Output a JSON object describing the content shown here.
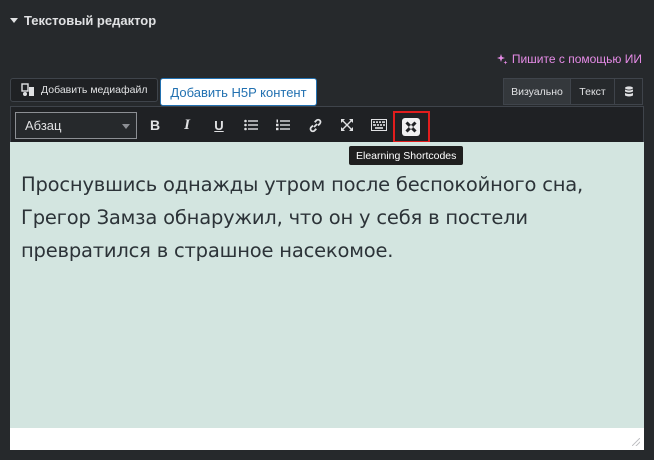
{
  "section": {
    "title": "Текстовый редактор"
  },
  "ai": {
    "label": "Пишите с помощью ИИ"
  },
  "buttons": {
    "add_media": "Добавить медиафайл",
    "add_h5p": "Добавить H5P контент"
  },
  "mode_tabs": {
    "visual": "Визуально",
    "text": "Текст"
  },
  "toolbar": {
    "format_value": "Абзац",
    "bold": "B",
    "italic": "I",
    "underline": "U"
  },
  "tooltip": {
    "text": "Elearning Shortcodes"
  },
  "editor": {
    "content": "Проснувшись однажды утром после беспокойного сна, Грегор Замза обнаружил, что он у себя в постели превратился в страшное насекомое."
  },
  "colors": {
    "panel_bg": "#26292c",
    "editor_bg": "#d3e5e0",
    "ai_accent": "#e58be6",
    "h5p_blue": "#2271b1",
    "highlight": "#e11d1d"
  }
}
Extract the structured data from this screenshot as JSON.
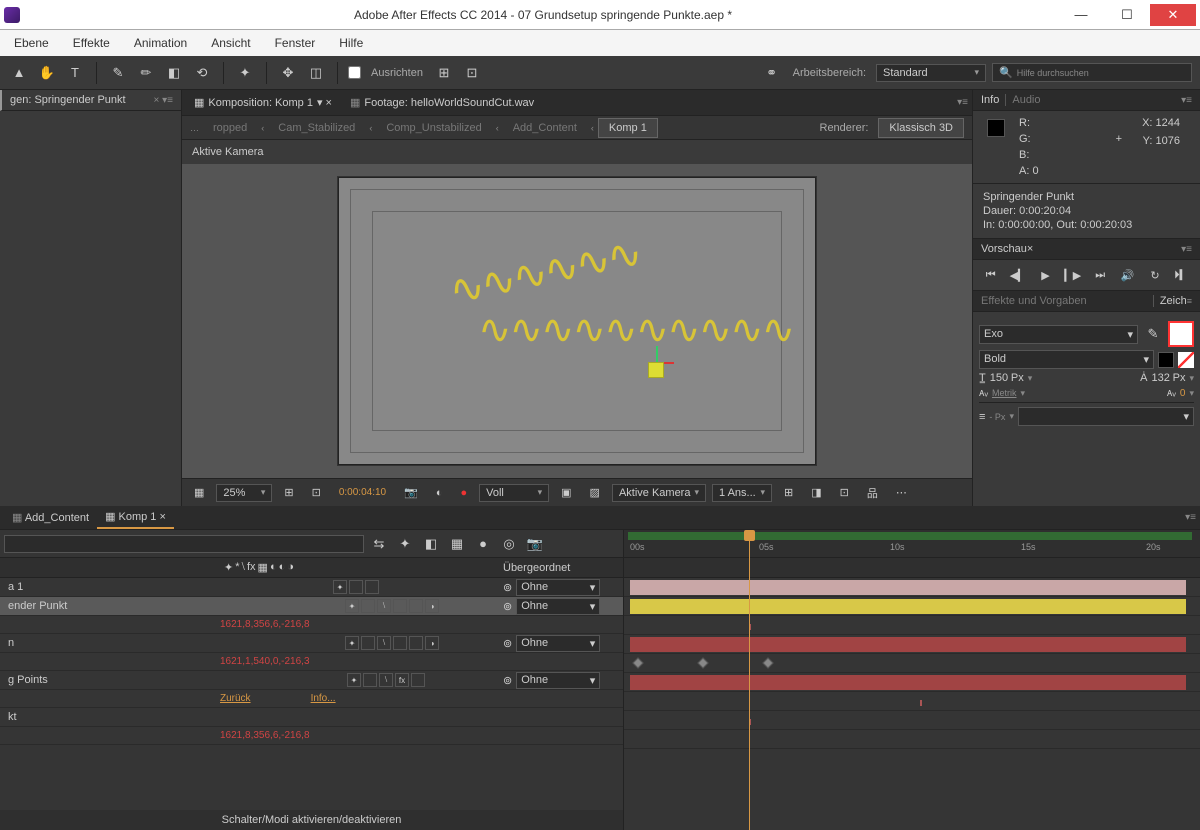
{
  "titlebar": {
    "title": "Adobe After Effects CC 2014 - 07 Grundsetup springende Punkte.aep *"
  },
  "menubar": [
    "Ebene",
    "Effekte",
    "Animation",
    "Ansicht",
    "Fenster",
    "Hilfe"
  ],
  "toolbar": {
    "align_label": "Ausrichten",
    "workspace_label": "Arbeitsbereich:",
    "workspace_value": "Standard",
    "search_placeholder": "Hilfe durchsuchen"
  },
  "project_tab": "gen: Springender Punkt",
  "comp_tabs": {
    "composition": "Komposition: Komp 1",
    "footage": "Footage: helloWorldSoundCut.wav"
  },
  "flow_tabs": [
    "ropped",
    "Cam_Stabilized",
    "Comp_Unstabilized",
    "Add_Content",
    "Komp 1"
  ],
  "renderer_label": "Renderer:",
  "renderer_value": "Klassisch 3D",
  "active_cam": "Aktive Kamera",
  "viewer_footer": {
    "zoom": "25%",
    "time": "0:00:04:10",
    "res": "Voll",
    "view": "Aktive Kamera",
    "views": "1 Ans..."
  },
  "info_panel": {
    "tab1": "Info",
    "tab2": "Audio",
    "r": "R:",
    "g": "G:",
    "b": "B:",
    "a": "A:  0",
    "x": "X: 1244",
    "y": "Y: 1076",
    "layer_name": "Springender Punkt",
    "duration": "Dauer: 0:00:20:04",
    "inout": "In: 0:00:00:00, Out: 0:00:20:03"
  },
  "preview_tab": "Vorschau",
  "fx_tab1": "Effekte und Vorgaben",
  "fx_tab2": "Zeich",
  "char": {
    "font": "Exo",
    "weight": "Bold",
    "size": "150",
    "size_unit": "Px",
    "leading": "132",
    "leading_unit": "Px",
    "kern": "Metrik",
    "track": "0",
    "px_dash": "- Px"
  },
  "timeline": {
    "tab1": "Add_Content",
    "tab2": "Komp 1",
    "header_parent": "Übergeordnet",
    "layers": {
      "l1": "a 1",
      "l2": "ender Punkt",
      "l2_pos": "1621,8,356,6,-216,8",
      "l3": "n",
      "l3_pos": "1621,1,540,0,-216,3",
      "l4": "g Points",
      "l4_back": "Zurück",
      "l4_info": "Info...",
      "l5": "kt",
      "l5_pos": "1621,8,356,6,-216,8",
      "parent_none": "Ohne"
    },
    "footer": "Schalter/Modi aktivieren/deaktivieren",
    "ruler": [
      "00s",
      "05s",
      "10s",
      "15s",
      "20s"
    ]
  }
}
──────────────────────────────
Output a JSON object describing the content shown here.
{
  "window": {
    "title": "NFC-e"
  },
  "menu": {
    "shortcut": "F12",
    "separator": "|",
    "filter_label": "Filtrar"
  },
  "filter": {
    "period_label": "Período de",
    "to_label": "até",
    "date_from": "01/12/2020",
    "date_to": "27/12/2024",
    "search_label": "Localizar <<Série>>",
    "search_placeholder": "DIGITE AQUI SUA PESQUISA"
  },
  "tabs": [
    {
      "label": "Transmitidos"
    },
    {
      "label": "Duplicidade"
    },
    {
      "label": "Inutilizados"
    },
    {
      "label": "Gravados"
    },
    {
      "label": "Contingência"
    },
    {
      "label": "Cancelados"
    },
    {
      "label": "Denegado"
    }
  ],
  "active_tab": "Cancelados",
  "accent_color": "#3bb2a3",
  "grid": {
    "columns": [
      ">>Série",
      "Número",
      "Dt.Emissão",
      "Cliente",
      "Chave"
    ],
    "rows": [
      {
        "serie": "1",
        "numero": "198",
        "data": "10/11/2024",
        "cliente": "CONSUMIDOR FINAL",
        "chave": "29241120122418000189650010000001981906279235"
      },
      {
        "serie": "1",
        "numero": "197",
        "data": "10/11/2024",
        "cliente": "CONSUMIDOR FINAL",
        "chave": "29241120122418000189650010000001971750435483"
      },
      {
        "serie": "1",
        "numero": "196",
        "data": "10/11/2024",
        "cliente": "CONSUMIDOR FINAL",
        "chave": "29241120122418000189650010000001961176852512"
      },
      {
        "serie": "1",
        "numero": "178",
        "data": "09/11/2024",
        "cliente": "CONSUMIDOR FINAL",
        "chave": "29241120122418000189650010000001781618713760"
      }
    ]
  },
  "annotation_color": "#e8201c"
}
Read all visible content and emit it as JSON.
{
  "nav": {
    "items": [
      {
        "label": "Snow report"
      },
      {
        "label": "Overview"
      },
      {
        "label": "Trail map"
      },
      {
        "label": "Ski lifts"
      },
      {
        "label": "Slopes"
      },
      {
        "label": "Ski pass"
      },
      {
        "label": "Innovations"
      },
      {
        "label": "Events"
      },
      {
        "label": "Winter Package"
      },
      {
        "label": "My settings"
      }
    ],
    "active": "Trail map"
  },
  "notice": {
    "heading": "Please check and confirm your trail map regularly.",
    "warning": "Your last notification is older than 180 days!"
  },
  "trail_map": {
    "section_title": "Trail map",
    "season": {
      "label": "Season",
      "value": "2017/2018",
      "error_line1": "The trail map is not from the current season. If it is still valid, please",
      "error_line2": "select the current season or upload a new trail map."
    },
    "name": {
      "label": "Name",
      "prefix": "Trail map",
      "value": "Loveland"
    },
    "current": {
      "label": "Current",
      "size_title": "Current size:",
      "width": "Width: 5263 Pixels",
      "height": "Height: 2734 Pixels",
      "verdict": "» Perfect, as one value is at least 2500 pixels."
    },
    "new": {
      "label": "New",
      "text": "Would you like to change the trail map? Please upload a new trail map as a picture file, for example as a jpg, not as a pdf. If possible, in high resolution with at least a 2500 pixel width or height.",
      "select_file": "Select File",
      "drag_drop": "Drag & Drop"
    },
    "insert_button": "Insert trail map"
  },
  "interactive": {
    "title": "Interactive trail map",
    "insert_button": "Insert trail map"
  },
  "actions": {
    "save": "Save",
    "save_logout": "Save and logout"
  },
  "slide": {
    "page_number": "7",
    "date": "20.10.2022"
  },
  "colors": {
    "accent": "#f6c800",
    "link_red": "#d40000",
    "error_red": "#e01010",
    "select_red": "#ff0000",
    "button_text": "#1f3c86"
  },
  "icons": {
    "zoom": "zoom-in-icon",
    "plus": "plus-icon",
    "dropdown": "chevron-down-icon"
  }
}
──────────────────────────────
TASK DETAILS: From the data above, pick out each line containing "Série" and copy it.

RESULT FOR THIS TASK:
    "search_label": "Localizar <<Série>>",
      ">>Série",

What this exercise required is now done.